### Text excerpt
** BEGIN **

I left without buying anything, and just will chill out for the weekend. NAHHHHH... I can't do that.

I stopped by The Home Depot, and picked up a 1/3 HP utility pump, because I have had success in the past speeding up the "drying out" of my lawn by just pumping it out to the street. I set the pump up in the front yard on top of the cover that I had for my makeshift vertical drain, and what I found did and did not surprise me. *I have tadpoles swimming in not only the front, but in the back yard where there's standing water!* YUCK! What makes this bad is not because they're frogs (my wife hates frogs) but when the water goes away, there's going to be the smell of rotting baby frogs that will be worse than Milo on the hottest day in July.

It happened last year. It was not pleasant. This also led to a huge plague of flies. If you don't believe me, here's a picture I took of the flies that I caught this morning when I unrolled a section of sticky paper and put it on top of an empty cat food can. What is pictured, is what was captured in 2 hours. The flies are getting worse every day it gets hotter. Next are the mosquitos, and I will flatten everything before I have a breeding ground for Zika or West Nile.

With all of this going on, I feel like Pharaoh, except I've yet to see Moses come and ask me to soften my heart.


----------



## social port

CK, it absolutely stinks.
The shortcoming of lawn photos is that they don't show how many obstacles have been overcome to get the stand of grass.
I've seen plenty of people posting photos of great looking lawns that have been cultivated by good cultural practices alone. 
When you put so much effort into your lawn (do a reno, keep up with weeds, including grassy ones, frequently spray soil supplements etc) and still face major problems, it can be baffling-and really frustrating.
My assumption is that hard work, attention to detail, and grit pays off. I'm looking forward to the day when you get your return on your investment.

I've already seen some stripes.


----------



## pennstater2005

Colonel that does stink. You've put so much effort into your lawn. Well, you can't stop now so I'll be interested to hear what the contractor recommends. Good luck!


----------



## Topcat

When I lived in Texas, my backyard did the same as yours. One strategically placed french drain resolved the issues I had.


----------



## Ware

CK I should have said this before now, but I admire your positive attitude with regard to all the drainage woes. :thumbup:

I do think your best bet is to get a good contractor involved and get it fixed.


----------



## Colonel K0rn

@social port @pennstater2005 @Topcat @Ware Thanks for the encouragement. I'm a stubborn man, I just got depressed yesterday, and know that there's going to be a solution, I'm just thinking I'm going to have to redo everything that I've done so far. But if it means that I no longer have a swamp when we get heavy rains during the Spring, I'm fine with that. Depending on what we come up with as a solution to my ponding issue, I don't know whether or not that means that I'm going to have to start over from scratch, or what. There's so many variables in the air that I don't know what's going to happen. But for now, I'm just going to work with what I've got, and then change direction as necessary.

** END **

### Requests
1 > Rewrite the part of the lawn drainage thread that begins at the words "The shortcoming of" and ends after "baffling-and really frustrating.", replacing "photos" with "pictures".
2 > Translate this sentence from the lawn drainage thread into Spanish: "One strategically placed french drain resolved the issues I had."
3 > Continue the lawn drainage thread from the point where it stops.

### Dataset

** BEGIN **

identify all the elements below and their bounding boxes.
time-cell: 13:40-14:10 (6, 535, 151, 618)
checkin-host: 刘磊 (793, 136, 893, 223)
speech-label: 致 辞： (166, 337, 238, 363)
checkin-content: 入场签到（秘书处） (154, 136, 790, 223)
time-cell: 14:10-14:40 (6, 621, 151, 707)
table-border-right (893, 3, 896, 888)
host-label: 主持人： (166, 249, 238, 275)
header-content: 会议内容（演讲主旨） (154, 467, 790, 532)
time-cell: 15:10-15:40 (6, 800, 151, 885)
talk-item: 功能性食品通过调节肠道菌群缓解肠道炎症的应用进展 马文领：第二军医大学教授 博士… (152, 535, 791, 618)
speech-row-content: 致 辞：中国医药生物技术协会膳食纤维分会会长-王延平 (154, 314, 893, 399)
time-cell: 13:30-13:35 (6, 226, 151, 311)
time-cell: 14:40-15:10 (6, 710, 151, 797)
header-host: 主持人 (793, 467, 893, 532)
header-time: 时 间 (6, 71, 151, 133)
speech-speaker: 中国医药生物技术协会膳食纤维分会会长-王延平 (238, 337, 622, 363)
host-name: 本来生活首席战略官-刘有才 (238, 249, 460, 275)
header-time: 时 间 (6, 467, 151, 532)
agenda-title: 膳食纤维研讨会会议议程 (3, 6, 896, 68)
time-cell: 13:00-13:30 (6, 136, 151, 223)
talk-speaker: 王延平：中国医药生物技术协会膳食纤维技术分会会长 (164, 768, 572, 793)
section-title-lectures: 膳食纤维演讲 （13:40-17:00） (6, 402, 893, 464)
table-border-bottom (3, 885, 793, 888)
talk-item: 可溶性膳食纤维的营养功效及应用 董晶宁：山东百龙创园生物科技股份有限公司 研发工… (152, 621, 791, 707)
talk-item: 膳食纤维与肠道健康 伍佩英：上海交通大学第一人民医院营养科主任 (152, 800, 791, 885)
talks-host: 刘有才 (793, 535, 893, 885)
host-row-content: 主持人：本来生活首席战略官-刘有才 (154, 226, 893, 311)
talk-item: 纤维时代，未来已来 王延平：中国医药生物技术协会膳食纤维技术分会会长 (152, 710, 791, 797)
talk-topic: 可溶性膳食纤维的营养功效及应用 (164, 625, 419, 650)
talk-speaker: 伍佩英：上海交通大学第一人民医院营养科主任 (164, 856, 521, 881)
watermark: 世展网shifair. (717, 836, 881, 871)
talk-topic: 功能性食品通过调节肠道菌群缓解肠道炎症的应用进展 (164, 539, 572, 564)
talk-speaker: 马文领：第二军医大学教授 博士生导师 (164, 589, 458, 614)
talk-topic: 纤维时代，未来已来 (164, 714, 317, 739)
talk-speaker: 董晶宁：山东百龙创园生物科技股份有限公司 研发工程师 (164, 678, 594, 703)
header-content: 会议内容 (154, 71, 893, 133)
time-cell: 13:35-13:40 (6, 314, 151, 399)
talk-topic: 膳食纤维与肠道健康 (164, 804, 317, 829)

** END **
** BEGIN **

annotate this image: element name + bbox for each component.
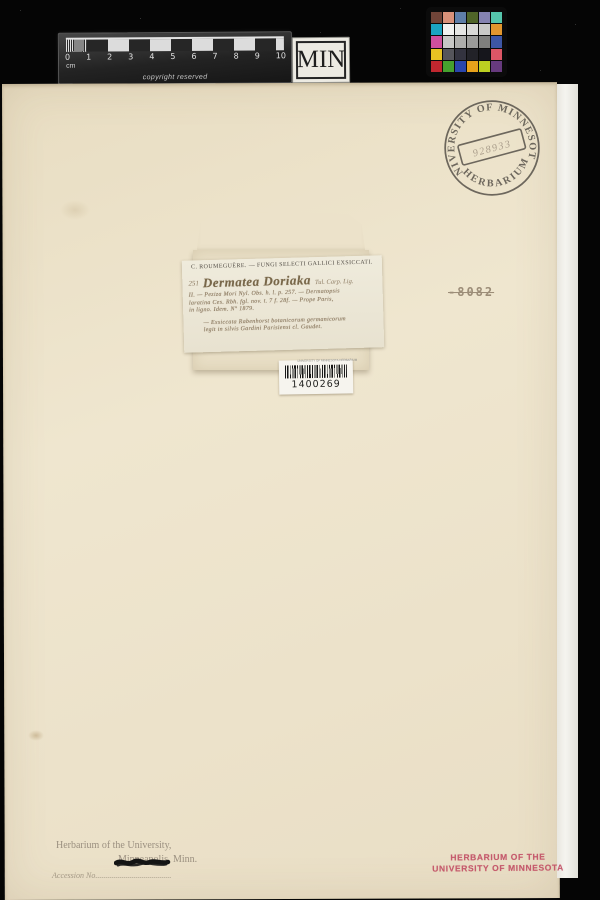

** END **
** BEGIN **

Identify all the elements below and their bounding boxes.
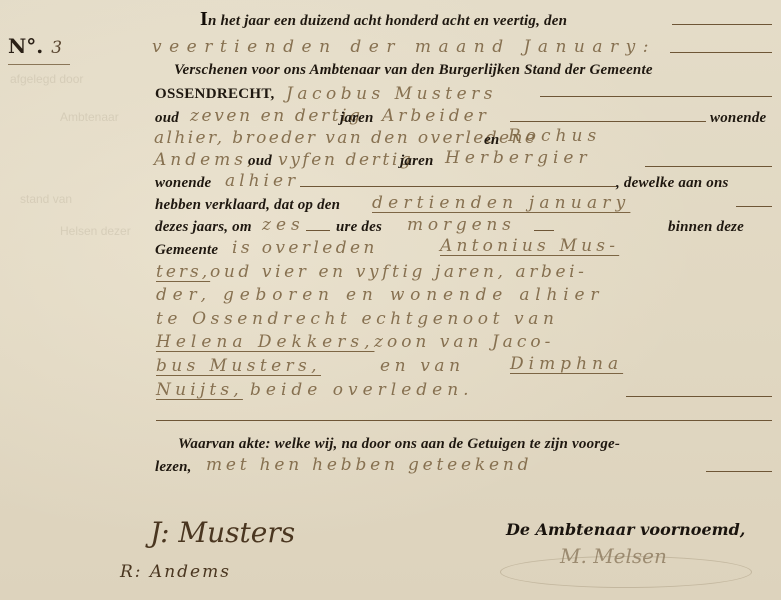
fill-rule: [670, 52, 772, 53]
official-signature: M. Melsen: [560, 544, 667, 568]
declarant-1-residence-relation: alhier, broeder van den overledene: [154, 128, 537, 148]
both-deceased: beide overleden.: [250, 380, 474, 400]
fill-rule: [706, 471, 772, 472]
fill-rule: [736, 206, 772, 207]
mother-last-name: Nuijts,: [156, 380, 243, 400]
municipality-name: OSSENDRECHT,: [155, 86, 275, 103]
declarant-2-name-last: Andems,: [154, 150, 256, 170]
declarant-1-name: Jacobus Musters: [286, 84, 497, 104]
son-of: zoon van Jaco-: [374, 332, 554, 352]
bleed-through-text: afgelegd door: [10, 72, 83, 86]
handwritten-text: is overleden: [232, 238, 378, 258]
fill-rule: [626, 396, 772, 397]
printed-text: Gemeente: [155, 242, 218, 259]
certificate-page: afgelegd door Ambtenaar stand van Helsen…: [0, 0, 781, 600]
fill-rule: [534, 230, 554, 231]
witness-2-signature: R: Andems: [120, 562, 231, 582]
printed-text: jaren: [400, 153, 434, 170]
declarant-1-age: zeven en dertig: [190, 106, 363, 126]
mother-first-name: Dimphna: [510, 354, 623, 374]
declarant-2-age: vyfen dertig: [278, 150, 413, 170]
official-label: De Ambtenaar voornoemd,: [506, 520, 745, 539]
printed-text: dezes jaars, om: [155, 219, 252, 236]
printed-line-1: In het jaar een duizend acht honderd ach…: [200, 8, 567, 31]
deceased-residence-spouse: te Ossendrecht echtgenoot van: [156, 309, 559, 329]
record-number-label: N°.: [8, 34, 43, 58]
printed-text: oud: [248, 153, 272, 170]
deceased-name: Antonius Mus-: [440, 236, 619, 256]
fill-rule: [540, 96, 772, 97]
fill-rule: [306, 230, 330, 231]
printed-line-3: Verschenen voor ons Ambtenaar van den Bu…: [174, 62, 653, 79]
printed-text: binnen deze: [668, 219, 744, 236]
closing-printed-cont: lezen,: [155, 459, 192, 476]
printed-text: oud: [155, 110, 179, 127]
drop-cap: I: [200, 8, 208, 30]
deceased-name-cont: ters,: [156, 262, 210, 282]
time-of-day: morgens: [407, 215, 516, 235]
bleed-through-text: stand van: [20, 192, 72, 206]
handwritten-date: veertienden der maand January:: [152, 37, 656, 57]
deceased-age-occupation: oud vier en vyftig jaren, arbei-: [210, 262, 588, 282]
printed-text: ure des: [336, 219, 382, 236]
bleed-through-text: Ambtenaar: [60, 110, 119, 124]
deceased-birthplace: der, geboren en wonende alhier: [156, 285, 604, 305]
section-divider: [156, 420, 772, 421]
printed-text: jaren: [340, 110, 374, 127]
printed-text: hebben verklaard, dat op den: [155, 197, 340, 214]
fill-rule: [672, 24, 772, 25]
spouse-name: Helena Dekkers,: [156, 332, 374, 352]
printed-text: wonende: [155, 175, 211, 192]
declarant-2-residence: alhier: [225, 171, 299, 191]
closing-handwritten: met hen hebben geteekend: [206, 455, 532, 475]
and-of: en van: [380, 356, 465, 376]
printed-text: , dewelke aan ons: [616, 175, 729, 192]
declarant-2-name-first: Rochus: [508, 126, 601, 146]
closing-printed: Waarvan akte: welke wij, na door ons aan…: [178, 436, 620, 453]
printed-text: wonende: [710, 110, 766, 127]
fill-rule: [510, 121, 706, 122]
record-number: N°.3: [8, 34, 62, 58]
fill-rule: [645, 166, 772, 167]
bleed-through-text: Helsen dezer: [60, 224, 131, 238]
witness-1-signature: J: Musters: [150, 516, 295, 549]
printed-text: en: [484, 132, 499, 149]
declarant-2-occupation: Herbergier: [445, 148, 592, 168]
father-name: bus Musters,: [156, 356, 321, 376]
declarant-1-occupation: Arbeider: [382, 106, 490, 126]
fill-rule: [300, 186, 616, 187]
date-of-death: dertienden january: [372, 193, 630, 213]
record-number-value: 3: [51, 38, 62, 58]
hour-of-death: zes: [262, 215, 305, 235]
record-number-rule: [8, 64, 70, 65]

** END **

### Outputs in order
1 >
The shortcoming of lawn pictures is that they don't show how many obstacles have been overcome to get the stand of grass.
I've seen plenty of people posting pictures of great looking lawns that have been cultivated by good cultural practices alone. 
When you put so much effort into your lawn (do a reno, keep up with weeds, including grassy ones, frequently spray soil supplements etc) and still face major problems, it can be baffling-and really frustrating.

2 > Un drenaje francés colocado estratégicamente resolvió los problemas que tenía.

3 >
I knew we were going to get more rain this afternoon, so I got to work draining the back yard early. I was able to get my GCF Cocktail (AIR-8, Humic 12, and RGS) sprayed as well as 0.25#N/M of 46-0-0 and FEature and some Bifenthrin for that extra bit of flavor that all the bugs love. The beauty of this was that I was able to spray everything in one pass with the modified Chapin 24V sprayer.

I was weighing the option of whether or not to apply PGR as I'm at 214/225 GDD with 69% suppression right now. Because I saw how quickly that I had coverage in one month with a few heavy doses of N, with very little rainfall, I opted not to reapply PGR. I'm also going to go with weekly 0.25#N/M feedings (in the front for now). My local feed and seed store sells 46-0-0 in very small prill size that is easy to dissolve, and I've usually got something I need to spray, so I'll just make this a weekly regimen for now, until I get more coverage then I'll put on the brakes with PGR so I can get some rebound growth through sanding (if it's even an option in the future).



My neighbor's son was having a birthday party, and they had a very large inflatable slide up, and I was wondering if I was going to be able to catch it on video with the strong winds carrying it down the street.



It was a very hot and humid afternoon, that was punctuated by some pretty strong thunderstorms that pretty much erased the drainage in the back that I did. However, I had the pump ready to go in the front prior to the rain starting up and it tried to keep up, but the puddle kept getting larger and larger. My daughter and I were on the porch watching the effects of the wind blowing the trees, driving the rain and the beginning of the rainfall (and the big slide down the street). She was poking fun at me when she sarcastically said, "I don't think your pump is going to get rid of all that water. You've failed!" It wasn't more than 10 seconds after she said that than a bolt of lightning flashed across the sky and the crack of thunder that rattled the entire house and front door resounded across the lowcountry. I quipped, "I think you're right! :? " We laughed.

It took about an hour or so for the water to be pumped out of the low spot on the front lawn, and I plodded back to the rear, where there was slightly more water than there was the day before. I've got the pump running now, hoping it'll be somewhat drier when I wake up in the morning. There's a LOT of water back there, and the chorus of frogs is deafening.

I was able to catch this beautiful sunset that looked amazing. It not only matched the colors of the Mimosa blooms, but the float in the pool, which was most welcome on this hot day! But I've got to clean out all the leaves and debris in the morning.


----------



## Lawnhunter

It's the journey not the destination. I look forward to reading your posts and the effort you put into your lawn inspires me to do the same.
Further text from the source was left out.